* _AIM_
Report how many lines hold the word "subtitle"; answer with the number alone.

* _ENTRIES SHOWN_
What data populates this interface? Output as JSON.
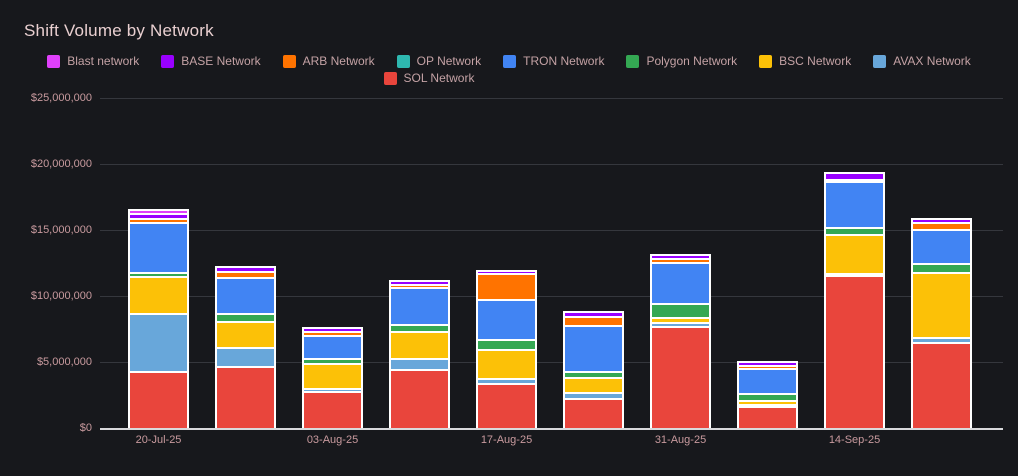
{
  "page": {
    "background": "#17181c"
  },
  "chart_data": {
    "type": "bar",
    "stacked": true,
    "title": "Shift Volume by Network",
    "title_color": "#e9cfd0",
    "axis_label_color": "#c89a9e",
    "legend_label_color": "#c4a2a5",
    "grid_color": "#35373d",
    "baseline_color": "#d9d9dc",
    "ylim": [
      0,
      25000000
    ],
    "y_axis": {
      "max": 25000000,
      "ticks": [
        {
          "label": "$25,000,000",
          "value": 25000000
        },
        {
          "label": "$20,000,000",
          "value": 20000000
        },
        {
          "label": "$15,000,000",
          "value": 15000000
        },
        {
          "label": "$10,000,000",
          "value": 10000000
        },
        {
          "label": "$5,000,000",
          "value": 5000000
        },
        {
          "label": "$0",
          "value": 0
        }
      ]
    },
    "x_tick_labels": [
      "20-Jul-25",
      "",
      "03-Aug-25",
      "",
      "17-Aug-25",
      "",
      "31-Aug-25",
      "",
      "14-Sep-25",
      ""
    ],
    "legend": [
      {
        "label": "Blast network",
        "color": "#e040fb"
      },
      {
        "label": "BASE Network",
        "color": "#9900ff"
      },
      {
        "label": "ARB Network",
        "color": "#ff7300"
      },
      {
        "label": "OP Network",
        "color": "#2eb8b0"
      },
      {
        "label": "TRON Network",
        "color": "#4184f3"
      },
      {
        "label": "Polygon Network",
        "color": "#34a853"
      },
      {
        "label": "BSC Network",
        "color": "#fcc107"
      },
      {
        "label": "AVAX Network",
        "color": "#68a7da"
      },
      {
        "label": "SOL Network",
        "color": "#e9453c"
      }
    ],
    "series": [
      {
        "name": "SOL Network",
        "color": "#e9453c",
        "values": [
          4300000,
          4700000,
          2800000,
          4450000,
          3400000,
          2300000,
          7750000,
          1700000,
          11600000,
          6500000
        ]
      },
      {
        "name": "AVAX Network",
        "color": "#68a7da",
        "values": [
          4550000,
          1600000,
          400000,
          1000000,
          550000,
          550000,
          450000,
          250000,
          100000,
          550000
        ]
      },
      {
        "name": "BSC Network",
        "color": "#fcc107",
        "values": [
          2950000,
          2100000,
          2050000,
          2200000,
          2350000,
          1350000,
          550000,
          450000,
          3100000,
          5100000
        ]
      },
      {
        "name": "Polygon Network",
        "color": "#34a853",
        "values": [
          450000,
          750000,
          500000,
          700000,
          900000,
          600000,
          1150000,
          650000,
          650000,
          800000
        ]
      },
      {
        "name": "TRON Network",
        "color": "#4184f3",
        "values": [
          4000000,
          2900000,
          1900000,
          2950000,
          3200000,
          3600000,
          3300000,
          2050000,
          3650000,
          2750000
        ]
      },
      {
        "name": "OP Network",
        "color": "#2eb8b0",
        "values": [
          0,
          0,
          0,
          0,
          0,
          0,
          0,
          0,
          0,
          0
        ]
      },
      {
        "name": "ARB Network",
        "color": "#ff7300",
        "values": [
          450000,
          600000,
          450000,
          400000,
          2100000,
          850000,
          450000,
          400000,
          300000,
          650000
        ]
      },
      {
        "name": "BASE Network",
        "color": "#9900ff",
        "values": [
          500000,
          550000,
          450000,
          400000,
          400000,
          550000,
          450000,
          450000,
          700000,
          450000
        ]
      },
      {
        "name": "Blast network",
        "color": "#e040fb",
        "values": [
          450000,
          0,
          0,
          0,
          0,
          0,
          0,
          0,
          0,
          0
        ]
      }
    ]
  }
}
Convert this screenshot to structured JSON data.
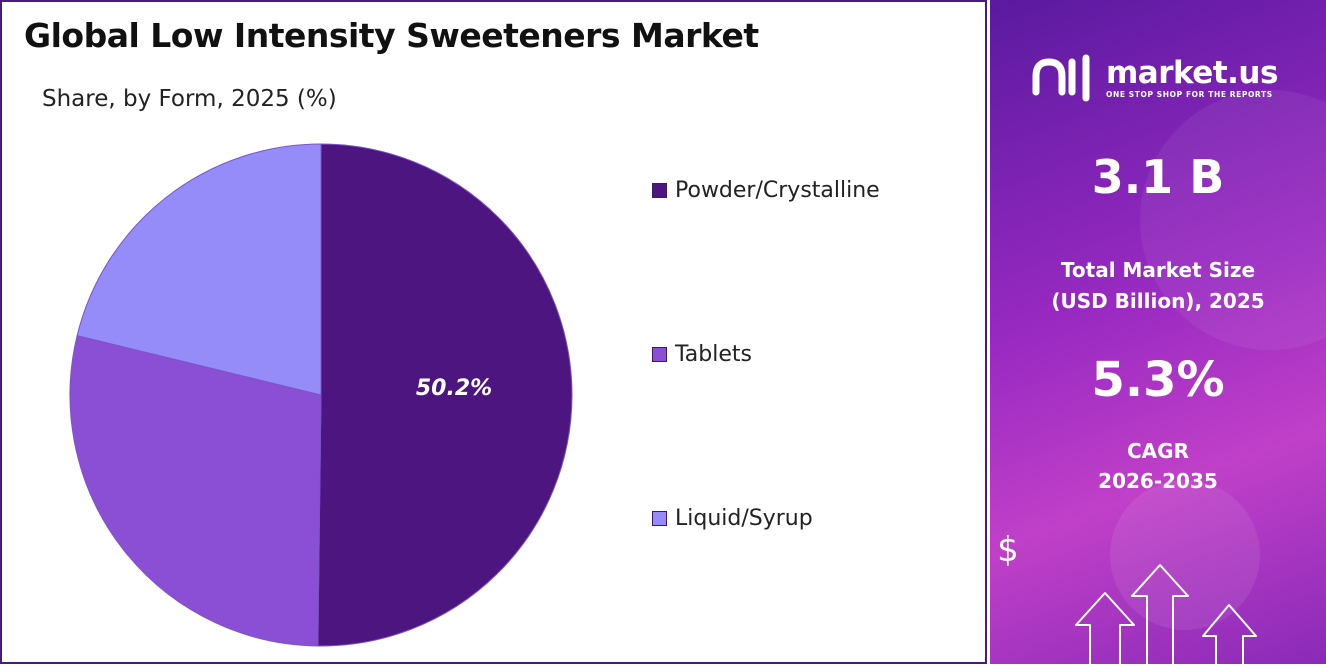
{
  "title": "Global Low Intensity Sweeteners Market",
  "subtitle": "Share, by Form, 2025 (%)",
  "colors": {
    "powder": "#4d1580",
    "tablets": "#8b4fd6",
    "liquid": "#958cfa",
    "border": "#4a1a7e"
  },
  "chart_data": {
    "type": "pie",
    "title": "Global Low Intensity Sweeteners Market",
    "subtitle": "Share, by Form, 2025 (%)",
    "categories": [
      "Powder/Crystalline",
      "Tablets",
      "Liquid/Syrup"
    ],
    "values": [
      50.2,
      28.6,
      21.2
    ],
    "data_labels": [
      "50.2%",
      "",
      ""
    ],
    "colors": [
      "#4d1580",
      "#8b4fd6",
      "#958cfa"
    ],
    "legend_position": "right"
  },
  "sidebar": {
    "brand_name": "market.us",
    "brand_tagline": "ONE STOP SHOP FOR THE REPORTS",
    "market_size_value": "3.1 B",
    "market_size_label_line1": "Total Market Size",
    "market_size_label_line2": "(USD Billion), 2025",
    "cagr_value": "5.3%",
    "cagr_label_line1": "CAGR",
    "cagr_label_line2": "2026-2035",
    "dollar_symbol": "$",
    "logo_icon": "market-us-logo-icon",
    "arrows_icon": "growth-arrows-icon"
  }
}
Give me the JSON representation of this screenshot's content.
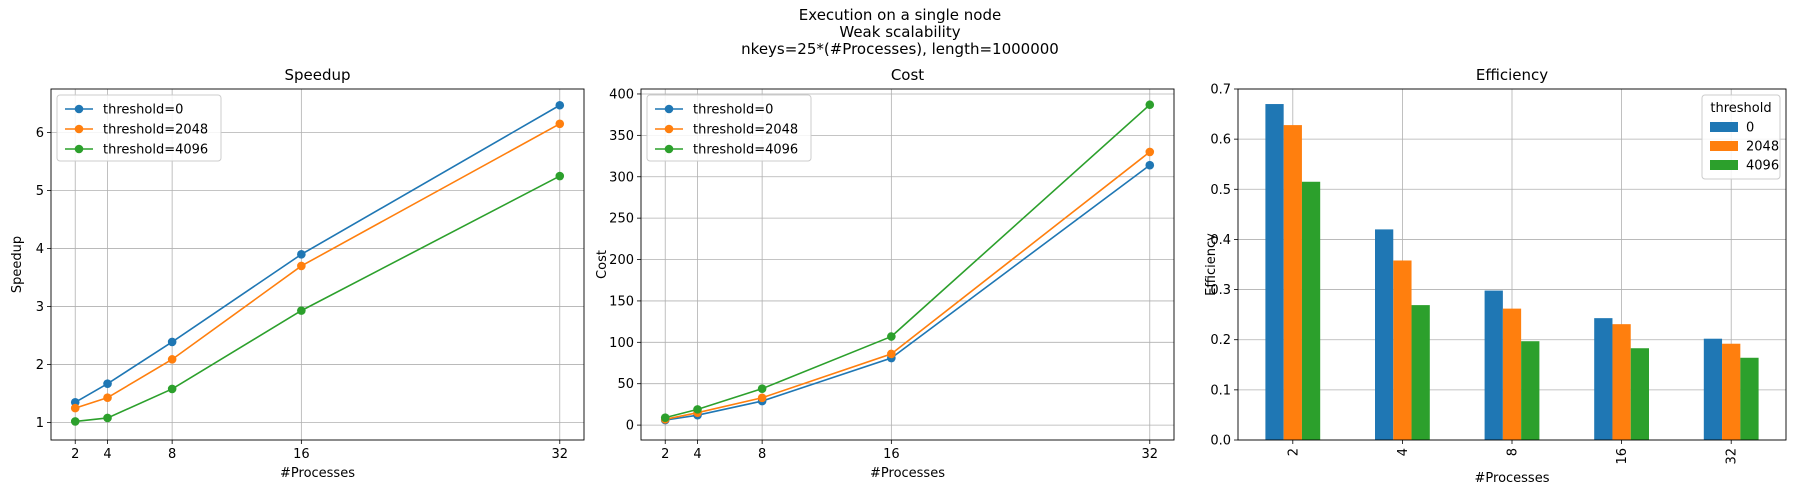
{
  "suptitle": {
    "line1": "Execution on a single node",
    "line2": "Weak scalability",
    "line3": "nkeys=25*(#Processes), length=1000000"
  },
  "colors": {
    "blue": "#1f77b4",
    "orange": "#ff7f0e",
    "green": "#2ca02c",
    "grid": "#b0b0b0"
  },
  "chart_data": [
    {
      "type": "line",
      "title": "Speedup",
      "xlabel": "#Processes",
      "ylabel": "Speedup",
      "x": [
        2,
        4,
        8,
        16,
        32
      ],
      "xlim": [
        0.5,
        33.5
      ],
      "ylim": [
        0.7,
        6.75
      ],
      "xticks": [
        "2",
        "4",
        "8",
        "16",
        "32"
      ],
      "yticks": [
        "1",
        "2",
        "3",
        "4",
        "5",
        "6"
      ],
      "grid": true,
      "legend": "upper-left",
      "series": [
        {
          "name": "threshold=0",
          "color": "#1f77b4",
          "values": [
            1.35,
            1.67,
            2.39,
            3.9,
            6.47
          ]
        },
        {
          "name": "threshold=2048",
          "color": "#ff7f0e",
          "values": [
            1.25,
            1.43,
            2.09,
            3.7,
            6.15
          ]
        },
        {
          "name": "threshold=4096",
          "color": "#2ca02c",
          "values": [
            1.02,
            1.08,
            1.58,
            2.93,
            5.25
          ]
        }
      ]
    },
    {
      "type": "line",
      "title": "Cost",
      "xlabel": "#Processes",
      "ylabel": "Cost",
      "x": [
        2,
        4,
        8,
        16,
        32
      ],
      "xlim": [
        0.5,
        33.5
      ],
      "ylim": [
        -18,
        406
      ],
      "xticks": [
        "2",
        "4",
        "8",
        "16",
        "32"
      ],
      "yticks": [
        "0",
        "50",
        "100",
        "150",
        "200",
        "250",
        "300",
        "350",
        "400"
      ],
      "grid": true,
      "legend": "upper-left",
      "series": [
        {
          "name": "threshold=0",
          "color": "#1f77b4",
          "values": [
            6,
            12,
            29,
            81,
            314
          ]
        },
        {
          "name": "threshold=2048",
          "color": "#ff7f0e",
          "values": [
            7,
            15,
            33,
            86,
            330
          ]
        },
        {
          "name": "threshold=4096",
          "color": "#2ca02c",
          "values": [
            9,
            19,
            44,
            107,
            387
          ]
        }
      ]
    },
    {
      "type": "bar",
      "title": "Efficiency",
      "xlabel": "#Processes",
      "ylabel": "Efficiency",
      "categories": [
        "2",
        "4",
        "8",
        "16",
        "32"
      ],
      "ylim": [
        0,
        0.7
      ],
      "yticks": [
        "0.0",
        "0.1",
        "0.2",
        "0.3",
        "0.4",
        "0.5",
        "0.6",
        "0.7"
      ],
      "grid": true,
      "legend": "upper-right",
      "legend_title": "threshold",
      "series": [
        {
          "name": "0",
          "color": "#1f77b4",
          "values": [
            0.67,
            0.42,
            0.298,
            0.243,
            0.202
          ]
        },
        {
          "name": "2048",
          "color": "#ff7f0e",
          "values": [
            0.628,
            0.358,
            0.262,
            0.231,
            0.192
          ]
        },
        {
          "name": "4096",
          "color": "#2ca02c",
          "values": [
            0.515,
            0.269,
            0.197,
            0.183,
            0.164
          ]
        }
      ]
    }
  ]
}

* _EXERCISE RESPONSE_
2